-- BEGIN Dataset records --

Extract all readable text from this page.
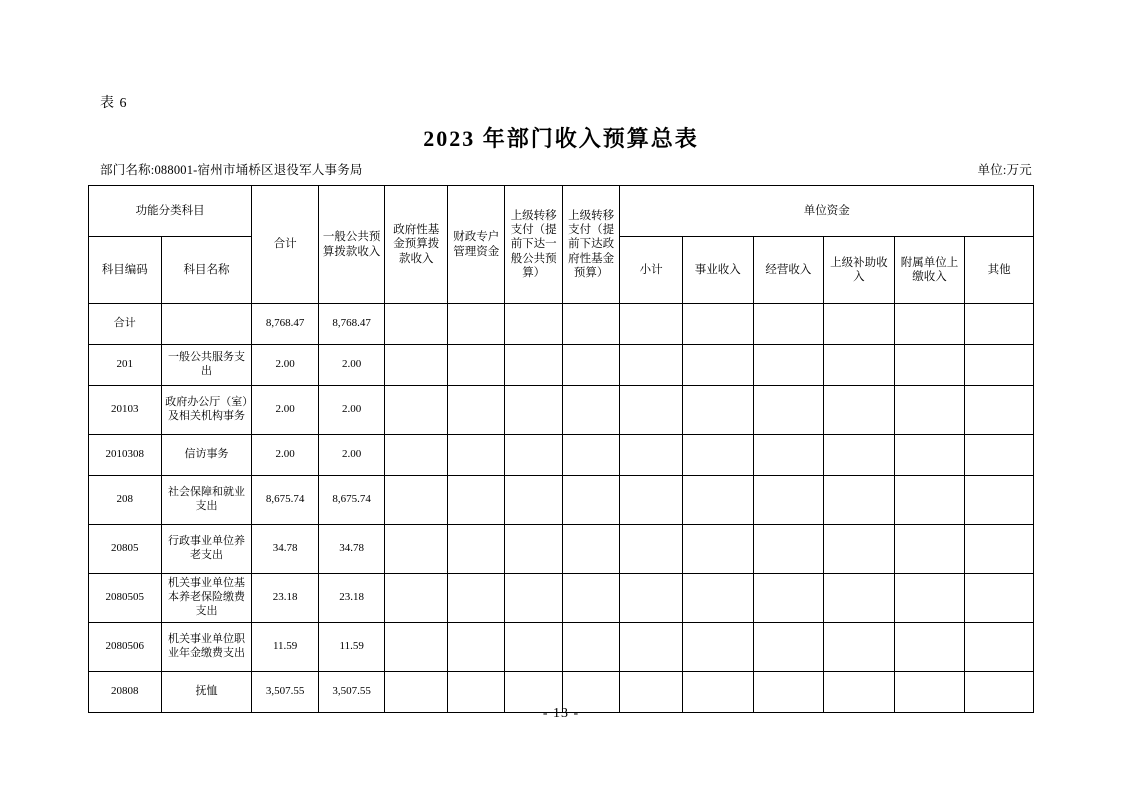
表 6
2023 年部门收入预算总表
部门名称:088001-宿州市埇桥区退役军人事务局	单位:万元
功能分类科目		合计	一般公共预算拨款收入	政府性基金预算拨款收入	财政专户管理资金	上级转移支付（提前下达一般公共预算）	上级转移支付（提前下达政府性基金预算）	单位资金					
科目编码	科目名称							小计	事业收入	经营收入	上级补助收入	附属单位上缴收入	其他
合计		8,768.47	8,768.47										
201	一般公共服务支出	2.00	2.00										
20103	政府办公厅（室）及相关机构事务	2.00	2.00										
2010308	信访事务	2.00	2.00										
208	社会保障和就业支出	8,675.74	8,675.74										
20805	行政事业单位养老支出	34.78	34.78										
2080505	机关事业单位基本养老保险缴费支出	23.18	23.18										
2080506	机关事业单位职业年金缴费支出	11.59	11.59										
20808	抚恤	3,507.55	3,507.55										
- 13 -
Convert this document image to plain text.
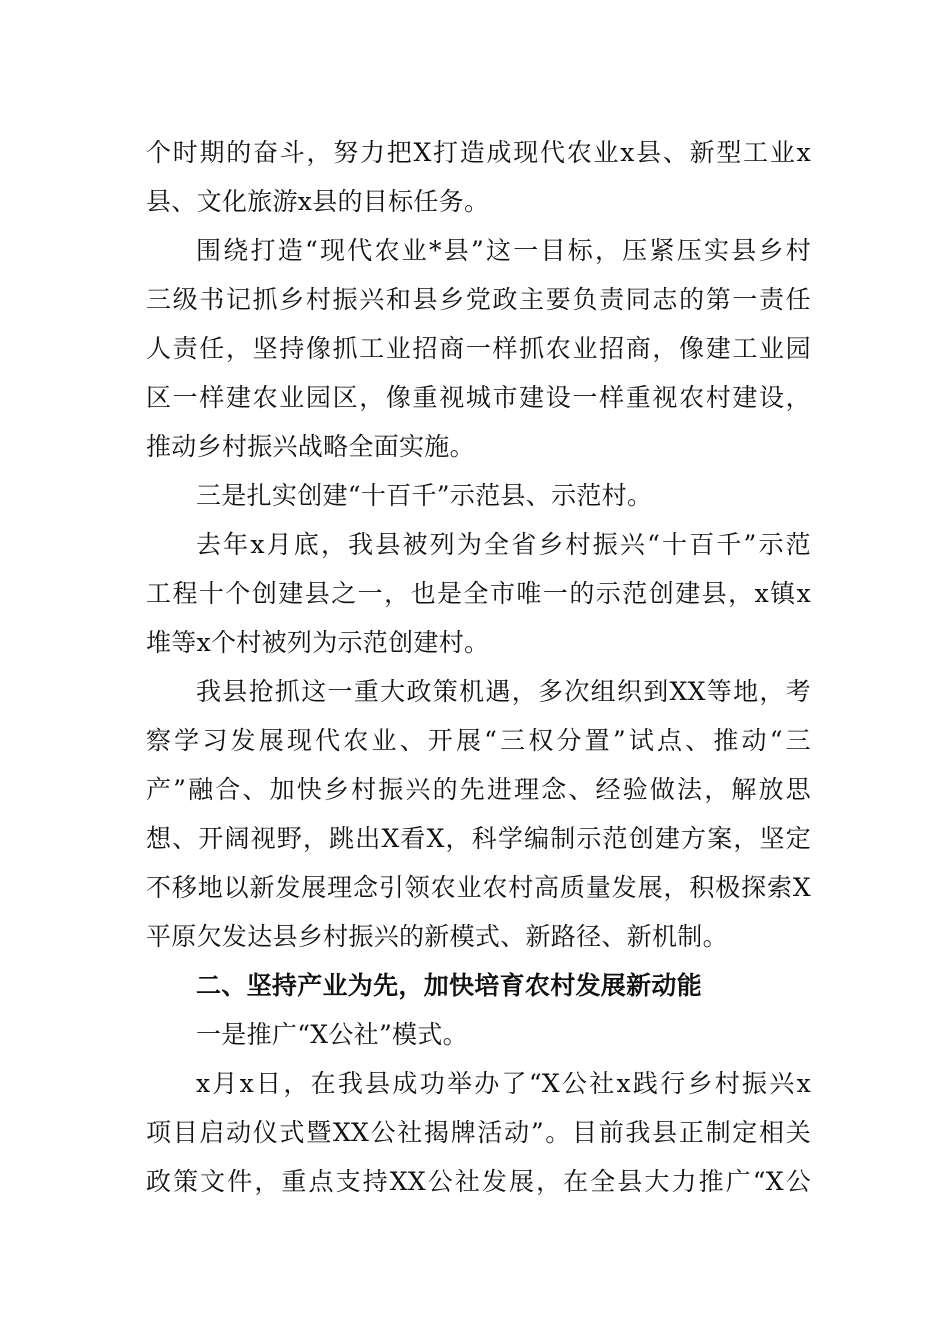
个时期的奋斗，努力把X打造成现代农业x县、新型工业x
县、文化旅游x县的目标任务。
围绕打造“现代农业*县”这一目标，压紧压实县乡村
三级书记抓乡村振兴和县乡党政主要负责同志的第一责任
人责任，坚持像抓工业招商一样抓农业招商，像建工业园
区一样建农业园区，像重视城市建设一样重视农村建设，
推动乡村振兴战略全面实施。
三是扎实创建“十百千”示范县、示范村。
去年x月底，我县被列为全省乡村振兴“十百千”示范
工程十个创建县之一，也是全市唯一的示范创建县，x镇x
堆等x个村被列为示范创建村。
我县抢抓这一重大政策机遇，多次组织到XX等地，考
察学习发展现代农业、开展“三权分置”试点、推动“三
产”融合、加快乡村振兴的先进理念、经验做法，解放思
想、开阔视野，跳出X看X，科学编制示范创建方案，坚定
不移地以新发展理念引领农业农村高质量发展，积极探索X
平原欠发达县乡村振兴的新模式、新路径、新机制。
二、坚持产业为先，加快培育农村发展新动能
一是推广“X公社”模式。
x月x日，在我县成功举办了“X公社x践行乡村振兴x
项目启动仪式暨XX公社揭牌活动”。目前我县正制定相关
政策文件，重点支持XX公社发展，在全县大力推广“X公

-- END Dataset records --

» Directions for this task:
Verbatim reproduction of every record is required; images are left out.

» Answer to this task:
Extract all readable text from this page.
表 6
2023 年部门收入预算总表
部门名称:088001-宿州市埇桥区退役军人事务局	单位:万元
功能分类科目		合计	一般公共预算拨款收入	政府性基金预算拨款收入	财政专户管理资金	上级转移支付（提前下达一般公共预算）	上级转移支付（提前下达政府性基金预算）	单位资金					
科目编码	科目名称							小计	事业收入	经营收入	上级补助收入	附属单位上缴收入	其他
合计		8,768.47	8,768.47										
201	一般公共服务支出	2.00	2.00										
20103	政府办公厅（室）及相关机构事务	2.00	2.00										
2010308	信访事务	2.00	2.00										
208	社会保障和就业支出	8,675.74	8,675.74										
20805	行政事业单位养老支出	34.78	34.78										
2080505	机关事业单位基本养老保险缴费支出	23.18	23.18										
2080506	机关事业单位职业年金缴费支出	11.59	11.59										
20808	抚恤	3,507.55	3,507.55										
- 13 -
Convert this document image to plain text.
个时期的奋斗，努力把X打造成现代农业x县、新型工业x
县、文化旅游x县的目标任务。
围绕打造“现代农业*县”这一目标，压紧压实县乡村
三级书记抓乡村振兴和县乡党政主要负责同志的第一责任
人责任，坚持像抓工业招商一样抓农业招商，像建工业园
区一样建农业园区，像重视城市建设一样重视农村建设，
推动乡村振兴战略全面实施。
三是扎实创建“十百千”示范县、示范村。
去年x月底，我县被列为全省乡村振兴“十百千”示范
工程十个创建县之一，也是全市唯一的示范创建县，x镇x
堆等x个村被列为示范创建村。
我县抢抓这一重大政策机遇，多次组织到XX等地，考
察学习发展现代农业、开展“三权分置”试点、推动“三
产”融合、加快乡村振兴的先进理念、经验做法，解放思
想、开阔视野，跳出X看X，科学编制示范创建方案，坚定
不移地以新发展理念引领农业农村高质量发展，积极探索X
平原欠发达县乡村振兴的新模式、新路径、新机制。
二、坚持产业为先，加快培育农村发展新动能
一是推广“X公社”模式。
x月x日，在我县成功举办了“X公社x践行乡村振兴x
项目启动仪式暨XX公社揭牌活动”。目前我县正制定相关
政策文件，重点支持XX公社发展，在全县大力推广“X公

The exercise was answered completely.